Copy every line of the records below where the word "color" occurs.

Data records:
— START —
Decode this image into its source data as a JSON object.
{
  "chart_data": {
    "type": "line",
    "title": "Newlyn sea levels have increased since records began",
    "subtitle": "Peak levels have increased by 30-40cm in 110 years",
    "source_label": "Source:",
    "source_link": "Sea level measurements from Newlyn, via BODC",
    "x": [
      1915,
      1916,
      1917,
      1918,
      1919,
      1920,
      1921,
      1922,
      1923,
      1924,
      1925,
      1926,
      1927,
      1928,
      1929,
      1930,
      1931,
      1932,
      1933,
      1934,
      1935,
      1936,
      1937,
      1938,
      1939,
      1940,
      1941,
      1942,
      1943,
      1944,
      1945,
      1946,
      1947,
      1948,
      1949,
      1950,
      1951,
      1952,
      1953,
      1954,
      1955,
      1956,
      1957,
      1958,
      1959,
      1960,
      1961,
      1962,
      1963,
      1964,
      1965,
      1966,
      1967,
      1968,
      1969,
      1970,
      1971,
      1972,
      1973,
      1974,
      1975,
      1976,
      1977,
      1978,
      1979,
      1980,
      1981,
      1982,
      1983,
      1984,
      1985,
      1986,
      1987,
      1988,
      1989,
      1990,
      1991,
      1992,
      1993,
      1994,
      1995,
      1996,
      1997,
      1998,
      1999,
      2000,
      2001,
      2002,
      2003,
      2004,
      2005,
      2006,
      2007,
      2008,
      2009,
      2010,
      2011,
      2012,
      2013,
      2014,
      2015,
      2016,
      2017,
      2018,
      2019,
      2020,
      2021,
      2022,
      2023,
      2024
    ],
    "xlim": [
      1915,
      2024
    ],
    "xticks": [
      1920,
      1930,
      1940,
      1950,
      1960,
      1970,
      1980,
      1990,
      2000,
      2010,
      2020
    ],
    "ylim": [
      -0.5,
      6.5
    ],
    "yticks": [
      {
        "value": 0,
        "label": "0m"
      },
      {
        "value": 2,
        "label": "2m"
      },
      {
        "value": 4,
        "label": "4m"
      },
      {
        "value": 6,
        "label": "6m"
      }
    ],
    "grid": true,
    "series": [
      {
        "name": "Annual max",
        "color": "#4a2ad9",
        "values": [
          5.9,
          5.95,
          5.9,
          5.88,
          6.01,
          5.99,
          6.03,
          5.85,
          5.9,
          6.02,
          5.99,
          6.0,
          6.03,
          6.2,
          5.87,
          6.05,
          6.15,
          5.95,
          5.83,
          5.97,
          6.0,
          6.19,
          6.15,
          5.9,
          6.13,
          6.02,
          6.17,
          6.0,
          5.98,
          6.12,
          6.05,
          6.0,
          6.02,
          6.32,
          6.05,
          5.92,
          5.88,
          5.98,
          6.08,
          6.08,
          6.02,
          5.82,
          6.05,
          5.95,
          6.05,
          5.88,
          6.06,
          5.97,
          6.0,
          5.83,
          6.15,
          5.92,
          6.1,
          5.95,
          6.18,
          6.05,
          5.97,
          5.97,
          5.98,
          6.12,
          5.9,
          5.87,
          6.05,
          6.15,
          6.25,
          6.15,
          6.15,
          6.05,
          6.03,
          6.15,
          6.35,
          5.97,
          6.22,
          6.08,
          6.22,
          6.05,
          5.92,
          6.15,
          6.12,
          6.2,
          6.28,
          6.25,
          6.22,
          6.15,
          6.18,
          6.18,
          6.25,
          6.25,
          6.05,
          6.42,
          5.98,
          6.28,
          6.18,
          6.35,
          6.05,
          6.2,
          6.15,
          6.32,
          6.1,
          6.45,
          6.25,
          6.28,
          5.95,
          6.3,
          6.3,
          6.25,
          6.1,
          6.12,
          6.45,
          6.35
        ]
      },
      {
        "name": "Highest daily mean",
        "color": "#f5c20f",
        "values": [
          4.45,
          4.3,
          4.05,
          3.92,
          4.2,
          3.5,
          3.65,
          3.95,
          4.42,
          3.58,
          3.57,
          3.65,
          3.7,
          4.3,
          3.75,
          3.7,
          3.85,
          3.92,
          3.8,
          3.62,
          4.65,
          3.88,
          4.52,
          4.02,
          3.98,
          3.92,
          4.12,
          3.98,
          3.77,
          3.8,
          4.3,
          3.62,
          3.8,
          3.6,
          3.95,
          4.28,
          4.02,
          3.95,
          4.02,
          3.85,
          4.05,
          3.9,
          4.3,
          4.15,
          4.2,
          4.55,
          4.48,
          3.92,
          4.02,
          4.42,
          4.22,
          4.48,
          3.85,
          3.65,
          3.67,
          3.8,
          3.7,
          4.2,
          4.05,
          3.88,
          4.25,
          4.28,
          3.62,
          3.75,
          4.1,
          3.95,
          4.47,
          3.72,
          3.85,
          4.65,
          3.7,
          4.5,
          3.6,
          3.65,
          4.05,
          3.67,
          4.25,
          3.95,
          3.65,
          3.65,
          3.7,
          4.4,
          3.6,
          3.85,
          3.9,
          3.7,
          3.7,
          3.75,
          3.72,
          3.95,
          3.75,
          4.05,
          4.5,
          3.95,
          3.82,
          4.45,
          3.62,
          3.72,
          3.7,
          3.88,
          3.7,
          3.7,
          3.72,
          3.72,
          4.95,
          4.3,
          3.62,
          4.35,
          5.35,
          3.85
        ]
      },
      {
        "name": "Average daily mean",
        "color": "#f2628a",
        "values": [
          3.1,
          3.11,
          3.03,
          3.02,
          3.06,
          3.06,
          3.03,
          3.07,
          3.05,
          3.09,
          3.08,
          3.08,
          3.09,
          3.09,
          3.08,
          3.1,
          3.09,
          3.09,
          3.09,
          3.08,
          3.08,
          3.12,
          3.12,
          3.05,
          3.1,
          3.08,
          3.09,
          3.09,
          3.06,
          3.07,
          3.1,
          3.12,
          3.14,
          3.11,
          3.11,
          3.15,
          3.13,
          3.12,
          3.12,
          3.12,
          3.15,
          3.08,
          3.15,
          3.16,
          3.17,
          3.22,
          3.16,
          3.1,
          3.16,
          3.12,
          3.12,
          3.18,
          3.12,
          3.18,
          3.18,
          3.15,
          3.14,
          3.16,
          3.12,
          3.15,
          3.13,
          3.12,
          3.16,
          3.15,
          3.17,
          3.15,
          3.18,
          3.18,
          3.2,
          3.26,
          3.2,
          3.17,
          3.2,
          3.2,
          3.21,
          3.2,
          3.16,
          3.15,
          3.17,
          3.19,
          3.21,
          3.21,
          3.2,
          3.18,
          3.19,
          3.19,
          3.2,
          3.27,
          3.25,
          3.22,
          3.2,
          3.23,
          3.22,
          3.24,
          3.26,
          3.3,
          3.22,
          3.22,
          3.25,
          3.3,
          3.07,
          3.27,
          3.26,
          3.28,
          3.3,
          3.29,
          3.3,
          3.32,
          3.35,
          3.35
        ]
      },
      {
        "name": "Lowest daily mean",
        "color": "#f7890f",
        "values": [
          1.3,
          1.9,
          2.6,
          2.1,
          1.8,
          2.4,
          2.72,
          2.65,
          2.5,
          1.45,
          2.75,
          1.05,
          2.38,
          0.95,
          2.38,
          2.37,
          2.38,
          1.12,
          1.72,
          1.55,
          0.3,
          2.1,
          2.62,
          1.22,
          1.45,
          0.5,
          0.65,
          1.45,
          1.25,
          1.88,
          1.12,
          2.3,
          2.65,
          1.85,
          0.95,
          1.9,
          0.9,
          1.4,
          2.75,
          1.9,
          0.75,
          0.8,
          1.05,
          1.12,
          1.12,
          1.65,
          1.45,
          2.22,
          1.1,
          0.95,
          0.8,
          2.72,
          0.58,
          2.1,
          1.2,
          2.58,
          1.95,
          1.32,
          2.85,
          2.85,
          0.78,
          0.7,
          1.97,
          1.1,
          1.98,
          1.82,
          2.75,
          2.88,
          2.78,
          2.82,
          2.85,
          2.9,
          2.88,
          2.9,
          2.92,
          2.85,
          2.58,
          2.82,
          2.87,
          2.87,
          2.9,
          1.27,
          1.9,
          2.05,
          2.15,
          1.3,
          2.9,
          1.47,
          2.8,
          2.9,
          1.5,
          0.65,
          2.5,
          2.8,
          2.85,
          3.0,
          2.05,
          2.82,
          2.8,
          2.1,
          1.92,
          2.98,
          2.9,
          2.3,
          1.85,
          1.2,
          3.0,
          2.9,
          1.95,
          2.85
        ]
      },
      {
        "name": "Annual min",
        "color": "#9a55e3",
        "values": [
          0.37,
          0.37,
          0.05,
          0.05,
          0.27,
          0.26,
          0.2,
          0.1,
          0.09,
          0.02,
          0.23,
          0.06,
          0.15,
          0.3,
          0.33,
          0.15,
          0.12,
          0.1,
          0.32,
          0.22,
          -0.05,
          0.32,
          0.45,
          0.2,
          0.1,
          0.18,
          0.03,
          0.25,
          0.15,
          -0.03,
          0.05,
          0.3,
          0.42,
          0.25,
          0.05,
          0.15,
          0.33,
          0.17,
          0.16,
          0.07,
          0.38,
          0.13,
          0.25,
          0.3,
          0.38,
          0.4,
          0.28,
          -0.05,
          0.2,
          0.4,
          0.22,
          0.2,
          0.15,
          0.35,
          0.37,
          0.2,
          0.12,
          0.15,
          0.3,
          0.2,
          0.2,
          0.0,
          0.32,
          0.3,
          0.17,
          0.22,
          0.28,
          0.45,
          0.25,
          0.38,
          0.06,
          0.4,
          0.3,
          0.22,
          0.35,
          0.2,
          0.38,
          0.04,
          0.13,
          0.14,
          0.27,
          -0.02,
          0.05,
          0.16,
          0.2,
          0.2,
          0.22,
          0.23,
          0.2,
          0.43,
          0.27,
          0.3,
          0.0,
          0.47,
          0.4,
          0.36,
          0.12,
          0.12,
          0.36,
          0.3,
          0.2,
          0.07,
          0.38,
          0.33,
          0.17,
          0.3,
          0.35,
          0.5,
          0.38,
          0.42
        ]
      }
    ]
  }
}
— END —
__Final answer__:
        "color": "#4a2ad9",
        "color": "#f5c20f",
        "color": "#f2628a",
        "color": "#f7890f",
        "color": "#9a55e3",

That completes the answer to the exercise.